WORK TO DO:
List every line in this data where the string "growth" occurs.

INPUT RECORDS:
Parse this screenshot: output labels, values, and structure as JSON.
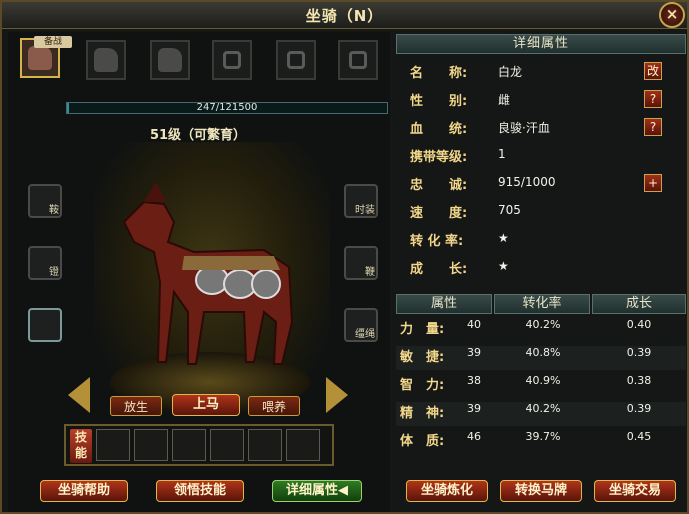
{
  "window": {
    "title": "坐骑（N）",
    "close_label": "×"
  },
  "mount_slots": [
    {
      "tag": "备战",
      "active": true
    },
    {
      "tag": "",
      "active": false
    },
    {
      "tag": "",
      "active": false
    },
    {
      "tag": "",
      "active": false
    },
    {
      "tag": "",
      "active": false
    },
    {
      "tag": "",
      "active": false
    }
  ],
  "exp": {
    "text": "247/121500",
    "current": 247,
    "max": 121500
  },
  "level_text": "51级（可繁育）",
  "equip_left": [
    {
      "label": "鞍"
    },
    {
      "label": "镫"
    },
    {
      "label": ""
    }
  ],
  "equip_right": [
    {
      "label": "时装"
    },
    {
      "label": "鞭"
    },
    {
      "label": "缰绳"
    }
  ],
  "actions": {
    "release": "放生",
    "mount": "上马",
    "feed": "喂养"
  },
  "skills": {
    "tag": "技能",
    "slots": 6
  },
  "bottom_left": {
    "help": "坐骑帮助",
    "learn": "领悟技能",
    "detail": "详细属性◀"
  },
  "detail": {
    "header": "详细属性",
    "name_key": "名　　称:",
    "name_val": "白龙",
    "name_btn": "改",
    "gender_key": "性　　别:",
    "gender_val": "雌",
    "gender_btn": "?",
    "blood_key": "血　　统:",
    "blood_val": "良骏·汗血",
    "blood_btn": "?",
    "carry_key": "携带等级:",
    "carry_val": "1",
    "loyal_key": "忠　　诚:",
    "loyal_val": "915/1000",
    "loyal_btn": "+",
    "speed_key": "速　　度:",
    "speed_val": "705",
    "conv_key": "转 化 率:",
    "conv_val": "★",
    "grow_key": "成　　长:",
    "grow_val": "★"
  },
  "attr_table": {
    "headers": [
      "属性",
      "转化率",
      "成长"
    ],
    "rows": [
      {
        "name": "力　量:",
        "value": "40",
        "rate": "40.2%",
        "growth": "0.40"
      },
      {
        "name": "敏　捷:",
        "value": "39",
        "rate": "40.8%",
        "growth": "0.39"
      },
      {
        "name": "智　力:",
        "value": "38",
        "rate": "40.9%",
        "growth": "0.38"
      },
      {
        "name": "精　神:",
        "value": "39",
        "rate": "40.2%",
        "growth": "0.39"
      },
      {
        "name": "体　质:",
        "value": "46",
        "rate": "39.7%",
        "growth": "0.45"
      }
    ]
  },
  "bottom_right": {
    "refine": "坐骑炼化",
    "convert": "转换马牌",
    "trade": "坐骑交易"
  }
}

SOLUTION TO THIS TASK:
        "growth": "0.40"
        "growth": "0.39"
        "growth": "0.38"
        "growth": "0.39"
        "growth": "0.45"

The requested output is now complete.